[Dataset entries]
## START

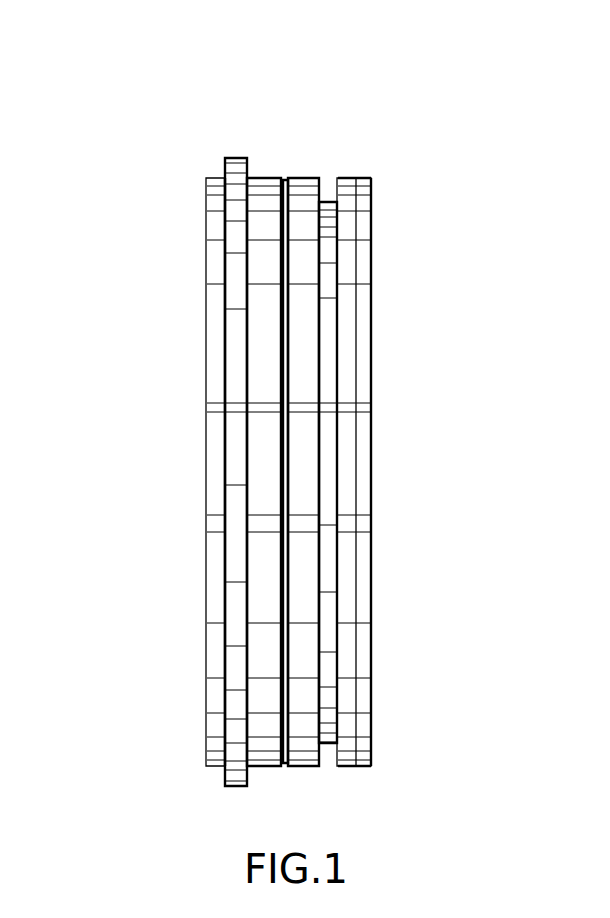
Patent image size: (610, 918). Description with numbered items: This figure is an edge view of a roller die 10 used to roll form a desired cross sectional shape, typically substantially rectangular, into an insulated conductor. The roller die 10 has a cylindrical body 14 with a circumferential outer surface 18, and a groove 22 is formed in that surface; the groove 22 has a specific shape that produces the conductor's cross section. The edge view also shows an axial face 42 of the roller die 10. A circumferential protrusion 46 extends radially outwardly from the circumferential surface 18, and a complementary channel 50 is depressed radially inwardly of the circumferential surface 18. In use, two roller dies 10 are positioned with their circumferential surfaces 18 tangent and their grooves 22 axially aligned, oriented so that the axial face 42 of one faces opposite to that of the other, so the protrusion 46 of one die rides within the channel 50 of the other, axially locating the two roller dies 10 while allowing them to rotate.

The roller die 10 is at (413, 118).
The cylindrical body 14 is at (206, 267).
The circumferential outer surface 18 is at (263, 178).
The groove 22 is at (285, 176).
The axial face 42 is at (373, 240).
The circumferential protrusion 46 is at (236, 157).
The channel 50 is at (328, 185).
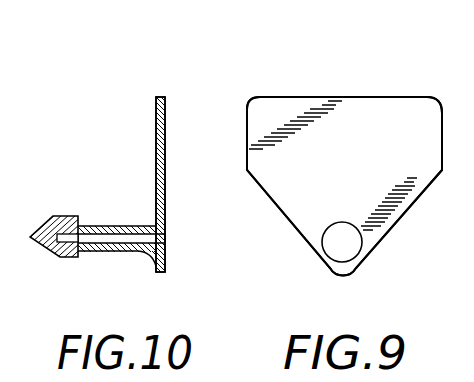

## END

• Short exercise: Rewrite all of the records with "insulated conductor" changed to "insulated wire" and nothing else altered. Leave the pictures out of your answer.

• Task output:
Patent image size: (610, 918). Description with numbered items: This figure is an edge view of a roller die 10 used to roll form a desired cross sectional shape, typically substantially rectangular, into an insulated wire. The roller die 10 has a cylindrical body 14 with a circumferential outer surface 18, and a groove 22 is formed in that surface; the groove 22 has a specific shape that produces the conductor's cross section. The edge view also shows an axial face 42 of the roller die 10. A circumferential protrusion 46 extends radially outwardly from the circumferential surface 18, and a complementary channel 50 is depressed radially inwardly of the circumferential surface 18. In use, two roller dies 10 are positioned with their circumferential surfaces 18 tangent and their grooves 22 axially aligned, oriented so that the axial face 42 of one faces opposite to that of the other, so the protrusion 46 of one die rides within the channel 50 of the other, axially locating the two roller dies 10 while allowing them to rotate.

The roller die 10 is at (413, 118).
The cylindrical body 14 is at (206, 267).
The circumferential outer surface 18 is at (263, 178).
The groove 22 is at (285, 176).
The axial face 42 is at (373, 240).
The circumferential protrusion 46 is at (236, 157).
The channel 50 is at (328, 185).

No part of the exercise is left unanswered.